# Recorded data start
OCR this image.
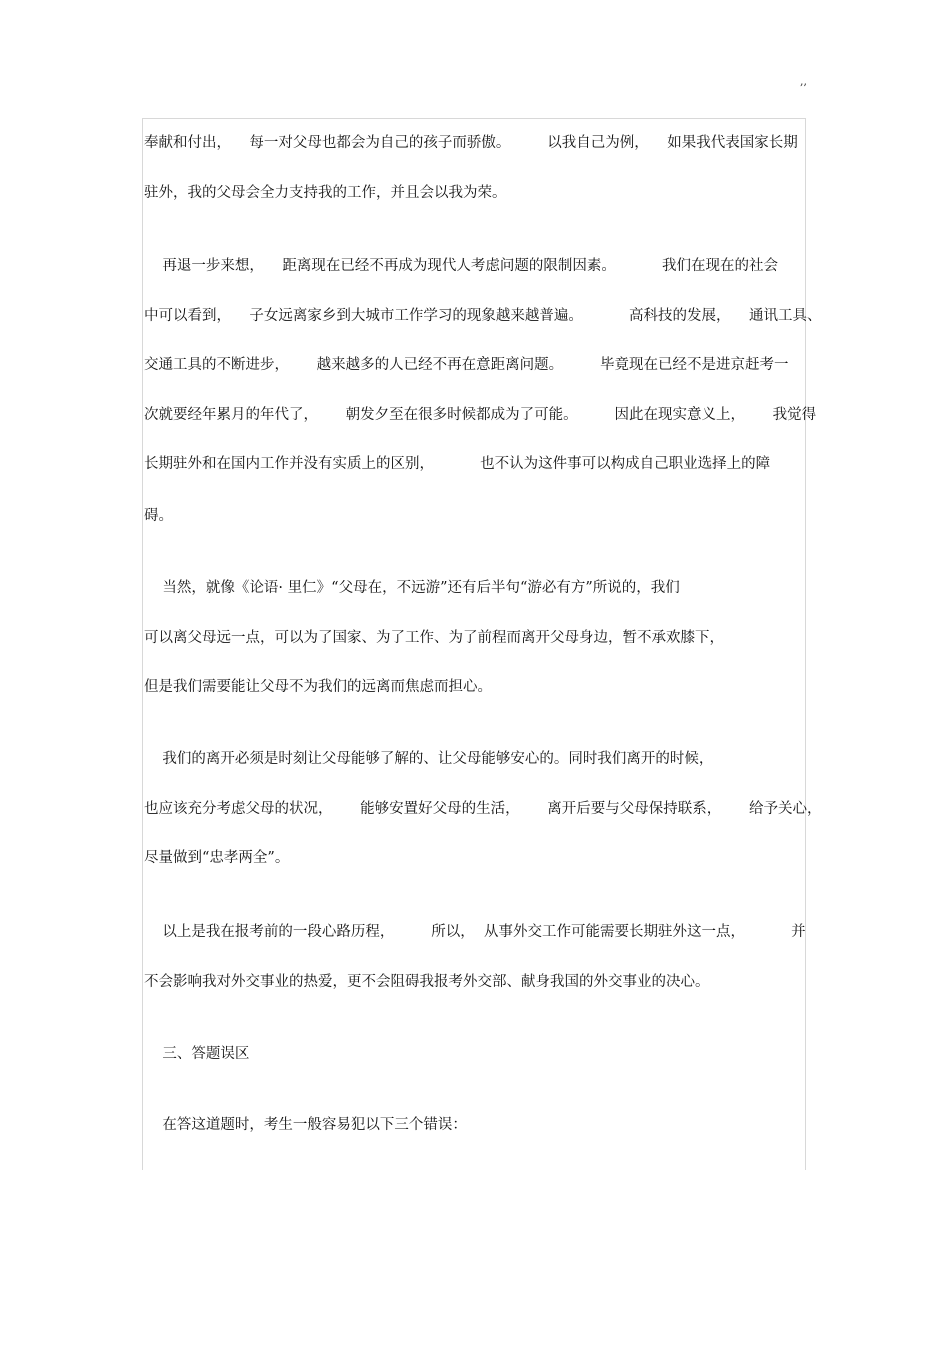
,,
奉献和付出，    每一对父母也都会为自己的孩子而骄傲。        以我自己为例，    如果我代表国家长期
驻外，我的父母会全力支持我的工作，并且会以我为荣。
再退一步来想，    距离现在已经不再成为现代人考虑问题的限制因素。          我们在现在的社会
中可以看到，    子女远离家乡到大城市工作学习的现象越来越普遍。          高科技的发展，    通讯工具、
交通工具的不断进步，      越来越多的人已经不再在意距离问题。        毕竟现在已经不是进京赶考一
次就要经年累月的年代了，      朝发夕至在很多时候都成为了可能。        因此在现实意义上，      我觉得
长期驻外和在国内工作并没有实质上的区别，          也不认为这件事可以构成自己职业选择上的障
碍。
当然，就像《论语· 里仁》“父母在，不远游”还有后半句“游必有方”所说的，我们
可以离父母远一点，可以为了国家、为了工作、为了前程而离开父母身边，暂不承欢膝下，
但是我们需要能让父母不为我们的远离而焦虑而担心。
我们的离开必须是时刻让父母能够了解的、让父母能够安心的。同时我们离开的时候，
也应该充分考虑父母的状况，      能够安置好父母的生活，      离开后要与父母保持联系，      给予关心，
尽量做到“忠孝两全”。
以上是我在报考前的一段心路历程，        所以，  从事外交工作可能需要长期驻外这一点，          并
不会影响我对外交事业的热爱，更不会阻碍我报考外交部、献身我国的外交事业的决心。
三、答题误区
在答这道题时，考生一般容易犯以下三个错误：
# Recorded data end
Exercise goal: Please transcribe the material above exactly as written. Leave the pictures out.

Response:
OCR this image.
,,
奉献和付出，    每一对父母也都会为自己的孩子而骄傲。        以我自己为例，    如果我代表国家长期
驻外，我的父母会全力支持我的工作，并且会以我为荣。
再退一步来想，    距离现在已经不再成为现代人考虑问题的限制因素。          我们在现在的社会
中可以看到，    子女远离家乡到大城市工作学习的现象越来越普遍。          高科技的发展，    通讯工具、
交通工具的不断进步，      越来越多的人已经不再在意距离问题。        毕竟现在已经不是进京赶考一
次就要经年累月的年代了，      朝发夕至在很多时候都成为了可能。        因此在现实意义上，      我觉得
长期驻外和在国内工作并没有实质上的区别，          也不认为这件事可以构成自己职业选择上的障
碍。
当然，就像《论语· 里仁》“父母在，不远游”还有后半句“游必有方”所说的，我们
可以离父母远一点，可以为了国家、为了工作、为了前程而离开父母身边，暂不承欢膝下，
但是我们需要能让父母不为我们的远离而焦虑而担心。
我们的离开必须是时刻让父母能够了解的、让父母能够安心的。同时我们离开的时候，
也应该充分考虑父母的状况，      能够安置好父母的生活，      离开后要与父母保持联系，      给予关心，
尽量做到“忠孝两全”。
以上是我在报考前的一段心路历程，        所以，  从事外交工作可能需要长期驻外这一点，          并
不会影响我对外交事业的热爱，更不会阻碍我报考外交部、献身我国的外交事业的决心。
三、答题误区
在答这道题时，考生一般容易犯以下三个错误：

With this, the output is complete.